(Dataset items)
-*-*-
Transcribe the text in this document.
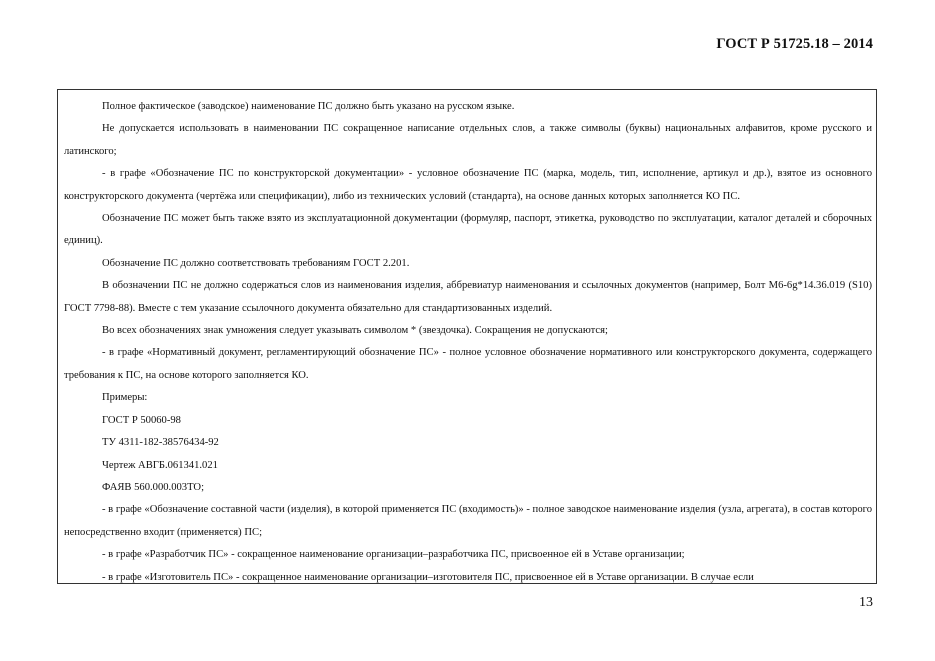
ГОСТ Р 51725.18 – 2014

Полное фактическое (заводское) наименование ПС должно быть указано на русском языке.

Не допускается использовать в наименовании ПС сокращенное написание отдельных слов, а также символы (буквы) национальных алфавитов, кроме русского и латинского;

- в графе «Обозначение ПС по конструкторской документации» - условное обозначение ПС (марка, модель, тип, исполнение, артикул и др.), взятое из основного конструкторского документа (чертёжа или спецификации), либо из технических условий (стандарта), на основе данных которых заполняется КО ПС.

Обозначение ПС может быть также взято из эксплуатационной документации (формуляр, паспорт, этикетка, руководство по эксплуатации, каталог деталей и сборочных единиц).

Обозначение ПС должно соответствовать требованиям ГОСТ 2.201.

В обозначении ПС не должно содержаться слов из наименования изделия, аббревиатур наименования и ссылочных документов (например, Болт М6-6g*14.36.019 (S10) ГОСТ 7798-88). Вместе с тем указание ссылочного документа обязательно для стандартизованных изделий.

Во всех обозначениях знак умножения следует указывать символом * (звездочка). Сокращения не допускаются;

- в графе «Нормативный документ, регламентирующий обозначение ПС» - полное условное обозначение нормативного или конструкторского документа, содержащего требования к ПС, на основе которого заполняется КО.

Примеры:

ГОСТ Р 50060-98

ТУ 4311-182-38576434-92

Чертеж АВГБ.061341.021

ФАЯВ 560.000.003ТО;

- в графе «Обозначение составной части (изделия), в которой применяется ПС (входимость)» - полное заводское наименование изделия (узла, агрегата), в состав которого непосредственно входит (применяется) ПС;

- в графе «Разработчик ПС» - сокращенное наименование организации–разработчика ПС, присвоенное ей в Уставе организации;

- в графе «Изготовитель ПС» - сокращенное наименование организации–изготовителя ПС, присвоенное ей в Уставе организации. В случае если

13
-*-*-
WORK REQUIRED:
The pictures should not appear in the copy; every other part of the records above must be returned exactly.

EXPECTED OUTPUT:
Transcribe the text in this document.
ГОСТ Р 51725.18 – 2014

Полное фактическое (заводское) наименование ПС должно быть указано на русском языке.

Не допускается использовать в наименовании ПС сокращенное написание отдельных слов, а также символы (буквы) национальных алфавитов, кроме русского и латинского;

- в графе «Обозначение ПС по конструкторской документации» - условное обозначение ПС (марка, модель, тип, исполнение, артикул и др.), взятое из основного конструкторского документа (чертёжа или спецификации), либо из технических условий (стандарта), на основе данных которых заполняется КО ПС.

Обозначение ПС может быть также взято из эксплуатационной документации (формуляр, паспорт, этикетка, руководство по эксплуатации, каталог деталей и сборочных единиц).

Обозначение ПС должно соответствовать требованиям ГОСТ 2.201.

В обозначении ПС не должно содержаться слов из наименования изделия, аббревиатур наименования и ссылочных документов (например, Болт М6-6g*14.36.019 (S10) ГОСТ 7798-88). Вместе с тем указание ссылочного документа обязательно для стандартизованных изделий.

Во всех обозначениях знак умножения следует указывать символом * (звездочка). Сокращения не допускаются;

- в графе «Нормативный документ, регламентирующий обозначение ПС» - полное условное обозначение нормативного или конструкторского документа, содержащего требования к ПС, на основе которого заполняется КО.

Примеры:

ГОСТ Р 50060-98

ТУ 4311-182-38576434-92

Чертеж АВГБ.061341.021

ФАЯВ 560.000.003ТО;

- в графе «Обозначение составной части (изделия), в которой применяется ПС (входимость)» - полное заводское наименование изделия (узла, агрегата), в состав которого непосредственно входит (применяется) ПС;

- в графе «Разработчик ПС» - сокращенное наименование организации–разработчика ПС, присвоенное ей в Уставе организации;

- в графе «Изготовитель ПС» - сокращенное наименование организации–изготовителя ПС, присвоенное ей в Уставе организации. В случае если

13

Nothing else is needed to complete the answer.